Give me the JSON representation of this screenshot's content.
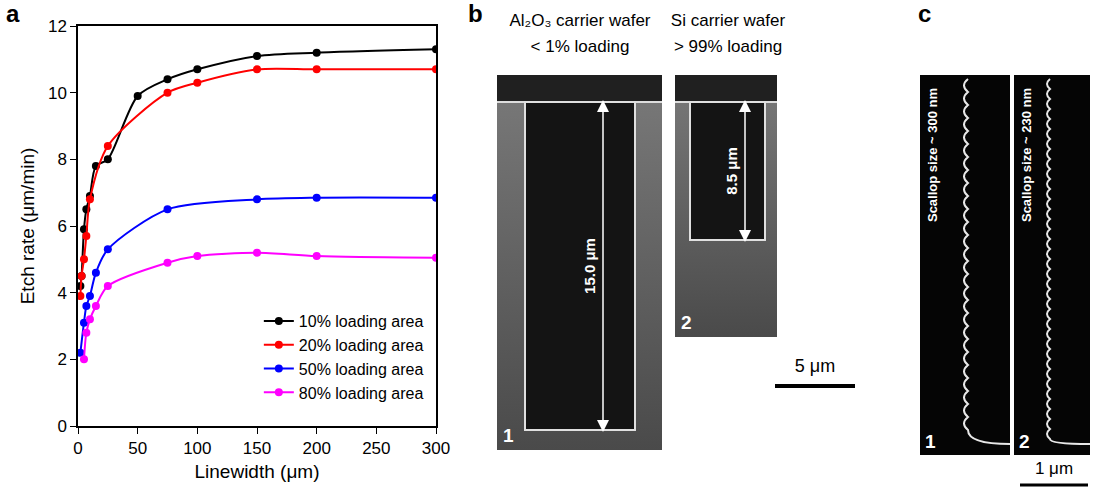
{
  "chart_data": {
    "type": "line",
    "panel_label": "a",
    "x_label": "Linewidth (μm)",
    "y_label": "Etch rate (μm/min)",
    "xlim": [
      0,
      300
    ],
    "xticks": [
      0,
      50,
      100,
      150,
      200,
      250,
      300
    ],
    "ylim": [
      0,
      12
    ],
    "yticks": [
      0,
      2,
      4,
      6,
      8,
      10,
      12
    ],
    "legend": "bottom right",
    "marker": "circle",
    "line_style": "smooth",
    "grid": false,
    "series": [
      {
        "name": "10% loading area",
        "color": "#000000",
        "x": [
          2,
          3,
          5,
          7,
          10,
          15,
          25,
          50,
          75,
          100,
          150,
          200,
          300
        ],
        "values": [
          4.2,
          4.5,
          5.9,
          6.5,
          6.9,
          7.8,
          8.0,
          9.9,
          10.4,
          10.7,
          11.1,
          11.2,
          11.3
        ]
      },
      {
        "name": "20% loading area",
        "color": "#ff0000",
        "x": [
          2,
          3,
          5,
          7,
          10,
          25,
          75,
          100,
          150,
          200,
          300
        ],
        "values": [
          3.9,
          4.5,
          5.0,
          5.7,
          6.8,
          8.4,
          10.0,
          10.3,
          10.7,
          10.7,
          10.7
        ]
      },
      {
        "name": "50% loading area",
        "color": "#0000ff",
        "x": [
          2,
          5,
          7,
          10,
          15,
          25,
          75,
          150,
          200,
          300
        ],
        "values": [
          2.2,
          3.1,
          3.6,
          3.9,
          4.6,
          5.3,
          6.5,
          6.8,
          6.85,
          6.85
        ]
      },
      {
        "name": "80% loading area",
        "color": "#ff00ff",
        "x": [
          5,
          7,
          10,
          15,
          25,
          75,
          100,
          150,
          200,
          300
        ],
        "values": [
          2.0,
          2.8,
          3.2,
          3.6,
          4.2,
          4.9,
          5.1,
          5.2,
          5.1,
          5.05
        ]
      }
    ]
  },
  "panel_b": {
    "label": "b",
    "images": [
      {
        "title": "Al₂O₃ carrier wafer",
        "subtitle": "< 1% loading",
        "depth": "15.0 μm",
        "label": "1"
      },
      {
        "title": "Si carrier wafer",
        "subtitle": "> 99% loading",
        "depth": "8.5 μm",
        "label": "2"
      }
    ],
    "scale_bar": "5 μm"
  },
  "panel_c": {
    "label": "c",
    "images": [
      {
        "caption": "Scallop size ~ 300 nm",
        "label": "1"
      },
      {
        "caption": "Scallop size ~ 230 nm",
        "label": "2"
      }
    ],
    "scale_bar": "1 μm"
  }
}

◆ ◆ ◆ ◆

▶ _Task goal_
Your copy of the data should match it exactly, except that pictures are left out.

▶ _Output for this exercise_
Give me the JSON representation of this screenshot's content.
{
  "chart_data": {
    "type": "line",
    "panel_label": "a",
    "x_label": "Linewidth (μm)",
    "y_label": "Etch rate (μm/min)",
    "xlim": [
      0,
      300
    ],
    "xticks": [
      0,
      50,
      100,
      150,
      200,
      250,
      300
    ],
    "ylim": [
      0,
      12
    ],
    "yticks": [
      0,
      2,
      4,
      6,
      8,
      10,
      12
    ],
    "legend": "bottom right",
    "marker": "circle",
    "line_style": "smooth",
    "grid": false,
    "series": [
      {
        "name": "10% loading area",
        "color": "#000000",
        "x": [
          2,
          3,
          5,
          7,
          10,
          15,
          25,
          50,
          75,
          100,
          150,
          200,
          300
        ],
        "values": [
          4.2,
          4.5,
          5.9,
          6.5,
          6.9,
          7.8,
          8.0,
          9.9,
          10.4,
          10.7,
          11.1,
          11.2,
          11.3
        ]
      },
      {
        "name": "20% loading area",
        "color": "#ff0000",
        "x": [
          2,
          3,
          5,
          7,
          10,
          25,
          75,
          100,
          150,
          200,
          300
        ],
        "values": [
          3.9,
          4.5,
          5.0,
          5.7,
          6.8,
          8.4,
          10.0,
          10.3,
          10.7,
          10.7,
          10.7
        ]
      },
      {
        "name": "50% loading area",
        "color": "#0000ff",
        "x": [
          2,
          5,
          7,
          10,
          15,
          25,
          75,
          150,
          200,
          300
        ],
        "values": [
          2.2,
          3.1,
          3.6,
          3.9,
          4.6,
          5.3,
          6.5,
          6.8,
          6.85,
          6.85
        ]
      },
      {
        "name": "80% loading area",
        "color": "#ff00ff",
        "x": [
          5,
          7,
          10,
          15,
          25,
          75,
          100,
          150,
          200,
          300
        ],
        "values": [
          2.0,
          2.8,
          3.2,
          3.6,
          4.2,
          4.9,
          5.1,
          5.2,
          5.1,
          5.05
        ]
      }
    ]
  },
  "panel_b": {
    "label": "b",
    "images": [
      {
        "title": "Al₂O₃ carrier wafer",
        "subtitle": "< 1% loading",
        "depth": "15.0 μm",
        "label": "1"
      },
      {
        "title": "Si carrier wafer",
        "subtitle": "> 99% loading",
        "depth": "8.5 μm",
        "label": "2"
      }
    ],
    "scale_bar": "5 μm"
  },
  "panel_c": {
    "label": "c",
    "images": [
      {
        "caption": "Scallop size ~ 300 nm",
        "label": "1"
      },
      {
        "caption": "Scallop size ~ 230 nm",
        "label": "2"
      }
    ],
    "scale_bar": "1 μm"
  }
}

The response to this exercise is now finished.